* YOUR OBJECTIVE: Without the pictures, output the records below word for word.

Data items:

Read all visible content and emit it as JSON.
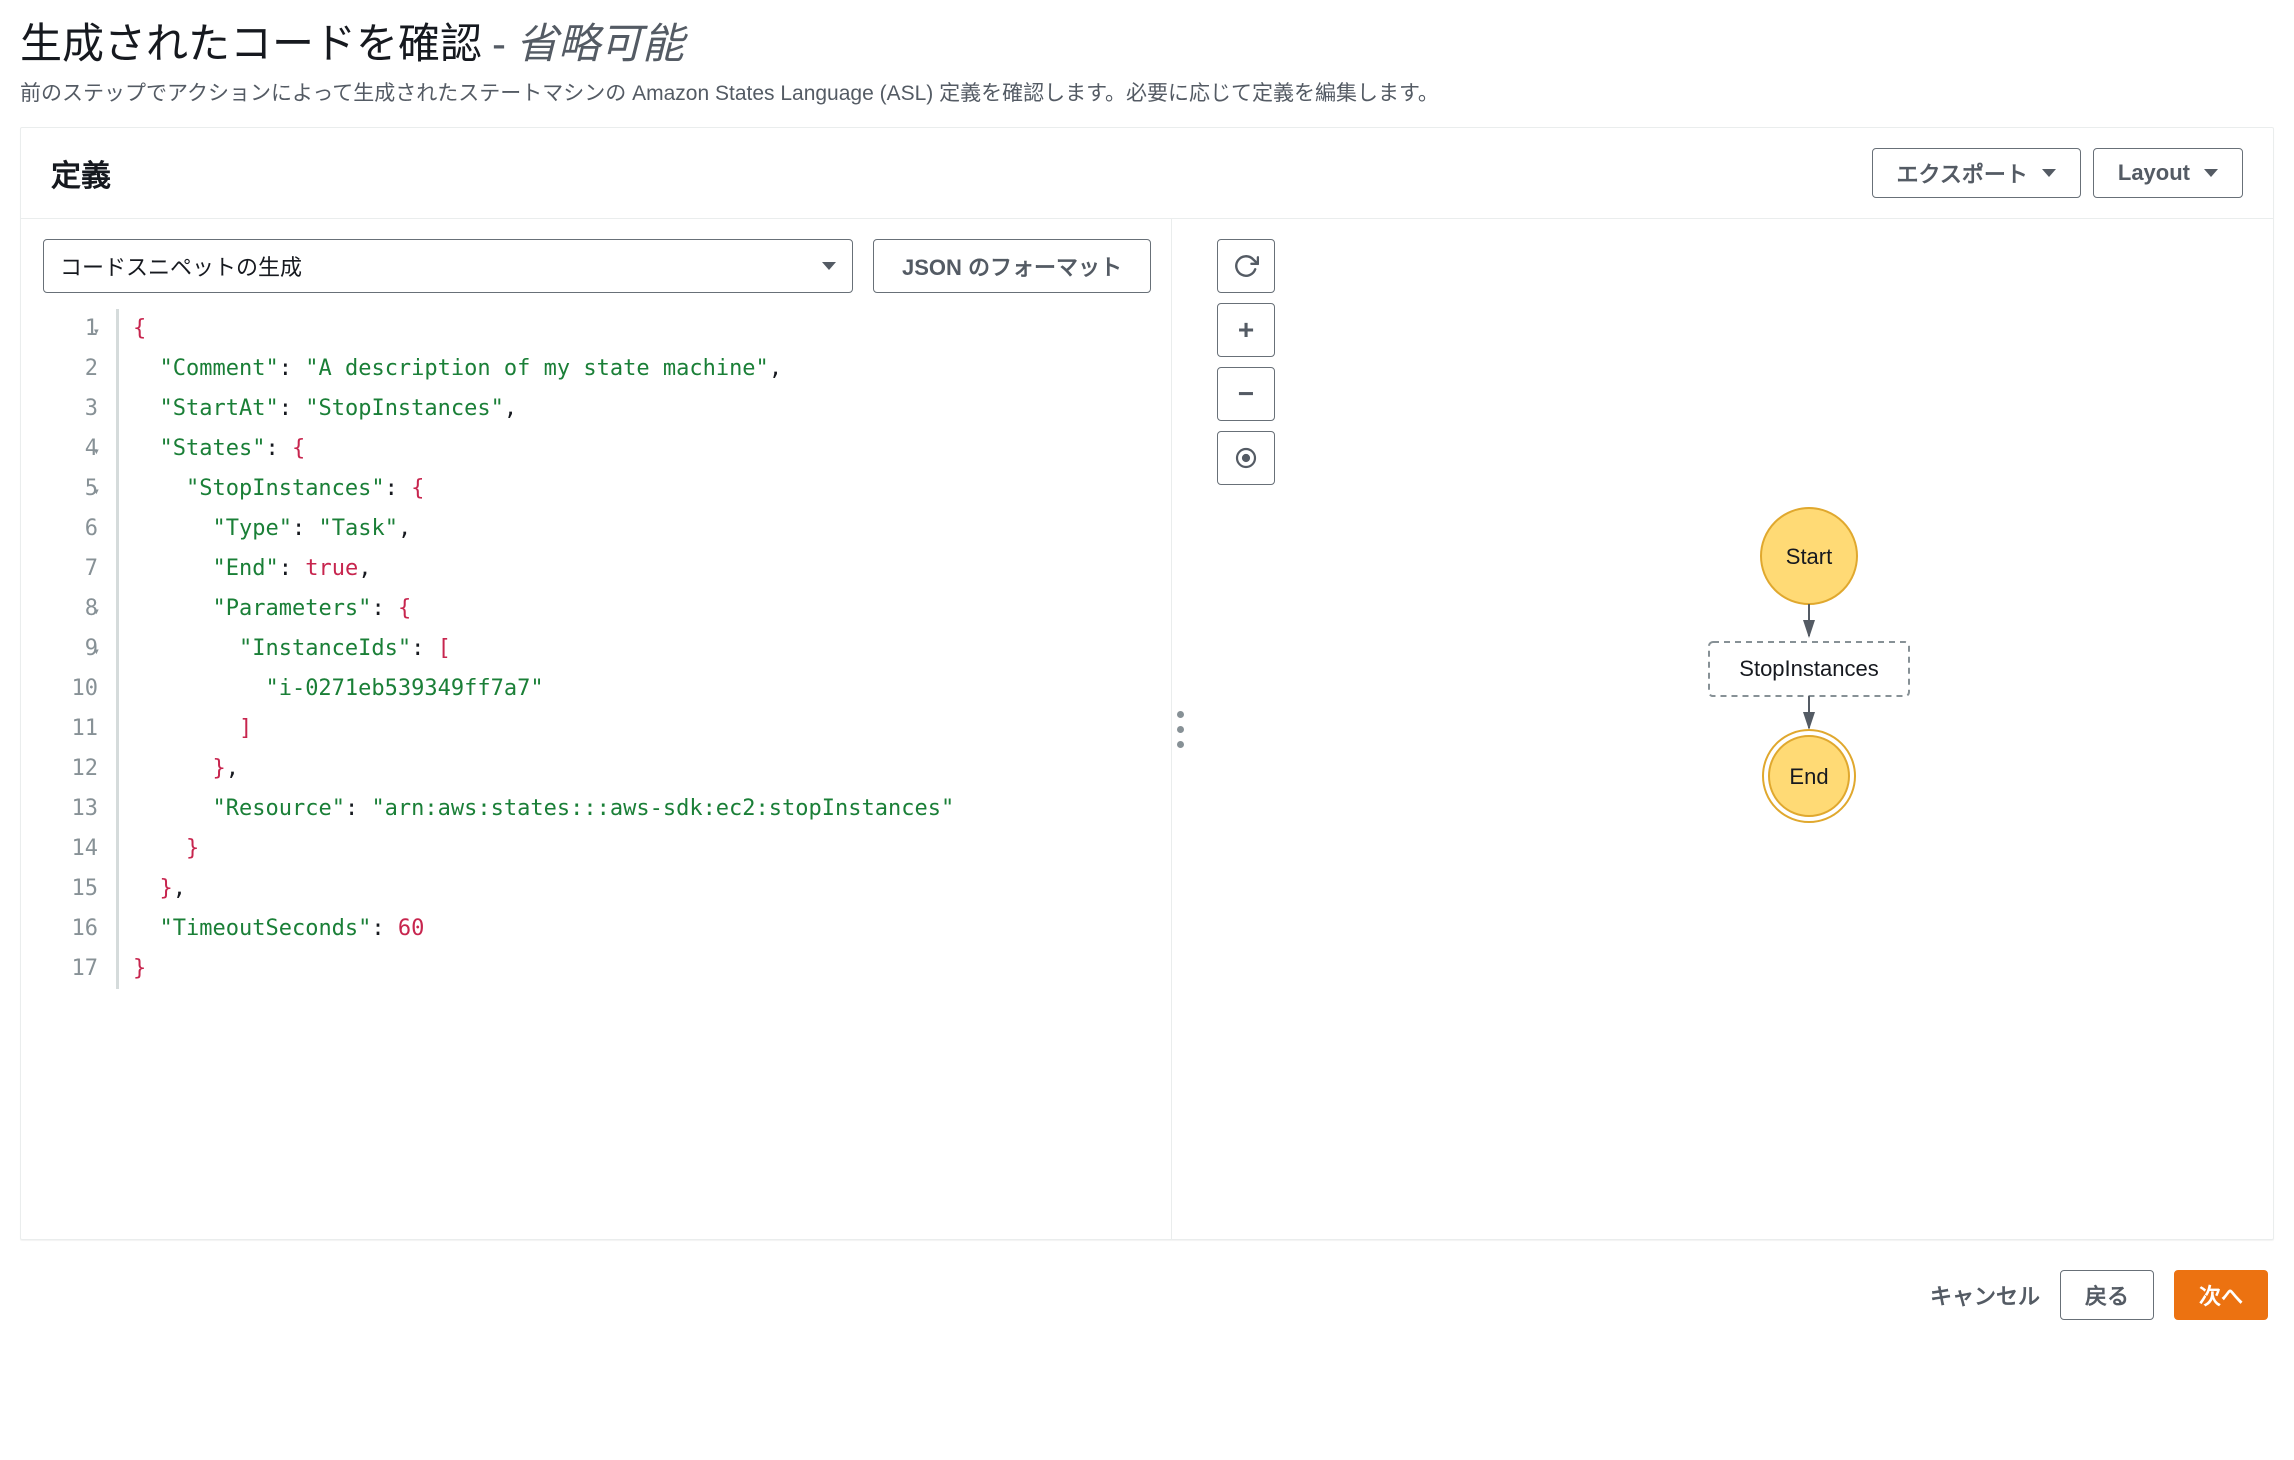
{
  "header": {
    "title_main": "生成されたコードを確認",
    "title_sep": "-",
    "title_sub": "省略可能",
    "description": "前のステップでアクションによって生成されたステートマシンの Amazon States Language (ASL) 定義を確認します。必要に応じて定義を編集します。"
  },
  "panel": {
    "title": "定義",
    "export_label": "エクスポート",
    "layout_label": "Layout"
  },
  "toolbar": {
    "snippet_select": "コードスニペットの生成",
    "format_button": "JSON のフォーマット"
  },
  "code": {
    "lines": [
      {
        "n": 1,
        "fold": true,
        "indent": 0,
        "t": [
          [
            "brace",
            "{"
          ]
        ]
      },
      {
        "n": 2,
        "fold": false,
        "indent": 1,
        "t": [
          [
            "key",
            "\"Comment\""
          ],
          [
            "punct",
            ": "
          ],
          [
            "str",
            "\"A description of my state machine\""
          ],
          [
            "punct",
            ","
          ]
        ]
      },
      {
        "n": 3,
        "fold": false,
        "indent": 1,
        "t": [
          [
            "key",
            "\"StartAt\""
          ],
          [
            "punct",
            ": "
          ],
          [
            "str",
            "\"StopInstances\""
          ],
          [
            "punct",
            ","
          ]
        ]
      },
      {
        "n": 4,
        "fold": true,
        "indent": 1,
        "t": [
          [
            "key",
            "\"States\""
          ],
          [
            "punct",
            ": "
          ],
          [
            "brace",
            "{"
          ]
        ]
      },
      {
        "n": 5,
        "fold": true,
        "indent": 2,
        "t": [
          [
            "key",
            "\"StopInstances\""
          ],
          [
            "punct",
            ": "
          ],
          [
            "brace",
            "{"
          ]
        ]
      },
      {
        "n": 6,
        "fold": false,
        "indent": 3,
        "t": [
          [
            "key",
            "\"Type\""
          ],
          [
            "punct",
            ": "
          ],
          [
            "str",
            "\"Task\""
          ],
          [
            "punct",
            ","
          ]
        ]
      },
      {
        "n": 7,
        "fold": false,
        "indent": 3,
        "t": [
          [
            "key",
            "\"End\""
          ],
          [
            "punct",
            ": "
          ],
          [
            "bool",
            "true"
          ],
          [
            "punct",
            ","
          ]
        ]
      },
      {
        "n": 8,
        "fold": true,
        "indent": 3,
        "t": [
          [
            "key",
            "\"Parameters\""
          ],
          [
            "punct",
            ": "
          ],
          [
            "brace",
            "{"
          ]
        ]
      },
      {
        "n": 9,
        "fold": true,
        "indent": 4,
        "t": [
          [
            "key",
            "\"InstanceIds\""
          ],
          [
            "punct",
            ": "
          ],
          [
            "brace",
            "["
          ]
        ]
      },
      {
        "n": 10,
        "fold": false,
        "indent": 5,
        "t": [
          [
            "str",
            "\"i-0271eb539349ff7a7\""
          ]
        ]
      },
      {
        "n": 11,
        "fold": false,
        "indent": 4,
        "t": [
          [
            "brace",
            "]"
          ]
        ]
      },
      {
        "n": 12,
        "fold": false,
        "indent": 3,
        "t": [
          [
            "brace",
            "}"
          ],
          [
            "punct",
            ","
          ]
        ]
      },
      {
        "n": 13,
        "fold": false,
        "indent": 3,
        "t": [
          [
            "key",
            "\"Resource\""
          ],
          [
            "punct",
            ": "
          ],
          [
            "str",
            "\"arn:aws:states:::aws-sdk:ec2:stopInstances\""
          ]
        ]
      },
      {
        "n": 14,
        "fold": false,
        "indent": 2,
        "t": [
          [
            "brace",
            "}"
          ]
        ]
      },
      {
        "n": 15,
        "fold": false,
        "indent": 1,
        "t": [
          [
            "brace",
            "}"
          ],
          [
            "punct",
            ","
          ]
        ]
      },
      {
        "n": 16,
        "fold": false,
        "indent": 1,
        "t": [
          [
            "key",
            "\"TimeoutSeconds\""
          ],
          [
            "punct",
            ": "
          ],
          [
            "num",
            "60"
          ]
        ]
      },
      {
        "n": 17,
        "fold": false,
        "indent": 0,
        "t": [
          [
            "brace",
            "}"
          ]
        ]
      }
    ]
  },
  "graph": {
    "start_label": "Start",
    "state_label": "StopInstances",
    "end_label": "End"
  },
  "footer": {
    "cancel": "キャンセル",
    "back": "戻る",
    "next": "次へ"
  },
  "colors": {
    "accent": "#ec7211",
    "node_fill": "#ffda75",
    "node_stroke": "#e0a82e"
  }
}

* RESPONSE TO THIS EXERCISE:
Read all visible content and emit it as JSON.
{
  "header": {
    "title_main": "生成されたコードを確認",
    "title_sep": "-",
    "title_sub": "省略可能",
    "description": "前のステップでアクションによって生成されたステートマシンの Amazon States Language (ASL) 定義を確認します。必要に応じて定義を編集します。"
  },
  "panel": {
    "title": "定義",
    "export_label": "エクスポート",
    "layout_label": "Layout"
  },
  "toolbar": {
    "snippet_select": "コードスニペットの生成",
    "format_button": "JSON のフォーマット"
  },
  "code": {
    "lines": [
      {
        "n": 1,
        "fold": true,
        "indent": 0,
        "t": [
          [
            "brace",
            "{"
          ]
        ]
      },
      {
        "n": 2,
        "fold": false,
        "indent": 1,
        "t": [
          [
            "key",
            "\"Comment\""
          ],
          [
            "punct",
            ": "
          ],
          [
            "str",
            "\"A description of my state machine\""
          ],
          [
            "punct",
            ","
          ]
        ]
      },
      {
        "n": 3,
        "fold": false,
        "indent": 1,
        "t": [
          [
            "key",
            "\"StartAt\""
          ],
          [
            "punct",
            ": "
          ],
          [
            "str",
            "\"StopInstances\""
          ],
          [
            "punct",
            ","
          ]
        ]
      },
      {
        "n": 4,
        "fold": true,
        "indent": 1,
        "t": [
          [
            "key",
            "\"States\""
          ],
          [
            "punct",
            ": "
          ],
          [
            "brace",
            "{"
          ]
        ]
      },
      {
        "n": 5,
        "fold": true,
        "indent": 2,
        "t": [
          [
            "key",
            "\"StopInstances\""
          ],
          [
            "punct",
            ": "
          ],
          [
            "brace",
            "{"
          ]
        ]
      },
      {
        "n": 6,
        "fold": false,
        "indent": 3,
        "t": [
          [
            "key",
            "\"Type\""
          ],
          [
            "punct",
            ": "
          ],
          [
            "str",
            "\"Task\""
          ],
          [
            "punct",
            ","
          ]
        ]
      },
      {
        "n": 7,
        "fold": false,
        "indent": 3,
        "t": [
          [
            "key",
            "\"End\""
          ],
          [
            "punct",
            ": "
          ],
          [
            "bool",
            "true"
          ],
          [
            "punct",
            ","
          ]
        ]
      },
      {
        "n": 8,
        "fold": true,
        "indent": 3,
        "t": [
          [
            "key",
            "\"Parameters\""
          ],
          [
            "punct",
            ": "
          ],
          [
            "brace",
            "{"
          ]
        ]
      },
      {
        "n": 9,
        "fold": true,
        "indent": 4,
        "t": [
          [
            "key",
            "\"InstanceIds\""
          ],
          [
            "punct",
            ": "
          ],
          [
            "brace",
            "["
          ]
        ]
      },
      {
        "n": 10,
        "fold": false,
        "indent": 5,
        "t": [
          [
            "str",
            "\"i-0271eb539349ff7a7\""
          ]
        ]
      },
      {
        "n": 11,
        "fold": false,
        "indent": 4,
        "t": [
          [
            "brace",
            "]"
          ]
        ]
      },
      {
        "n": 12,
        "fold": false,
        "indent": 3,
        "t": [
          [
            "brace",
            "}"
          ],
          [
            "punct",
            ","
          ]
        ]
      },
      {
        "n": 13,
        "fold": false,
        "indent": 3,
        "t": [
          [
            "key",
            "\"Resource\""
          ],
          [
            "punct",
            ": "
          ],
          [
            "str",
            "\"arn:aws:states:::aws-sdk:ec2:stopInstances\""
          ]
        ]
      },
      {
        "n": 14,
        "fold": false,
        "indent": 2,
        "t": [
          [
            "brace",
            "}"
          ]
        ]
      },
      {
        "n": 15,
        "fold": false,
        "indent": 1,
        "t": [
          [
            "brace",
            "}"
          ],
          [
            "punct",
            ","
          ]
        ]
      },
      {
        "n": 16,
        "fold": false,
        "indent": 1,
        "t": [
          [
            "key",
            "\"TimeoutSeconds\""
          ],
          [
            "punct",
            ": "
          ],
          [
            "num",
            "60"
          ]
        ]
      },
      {
        "n": 17,
        "fold": false,
        "indent": 0,
        "t": [
          [
            "brace",
            "}"
          ]
        ]
      }
    ]
  },
  "graph": {
    "start_label": "Start",
    "state_label": "StopInstances",
    "end_label": "End"
  },
  "footer": {
    "cancel": "キャンセル",
    "back": "戻る",
    "next": "次へ"
  },
  "colors": {
    "accent": "#ec7211",
    "node_fill": "#ffda75",
    "node_stroke": "#e0a82e"
  }
}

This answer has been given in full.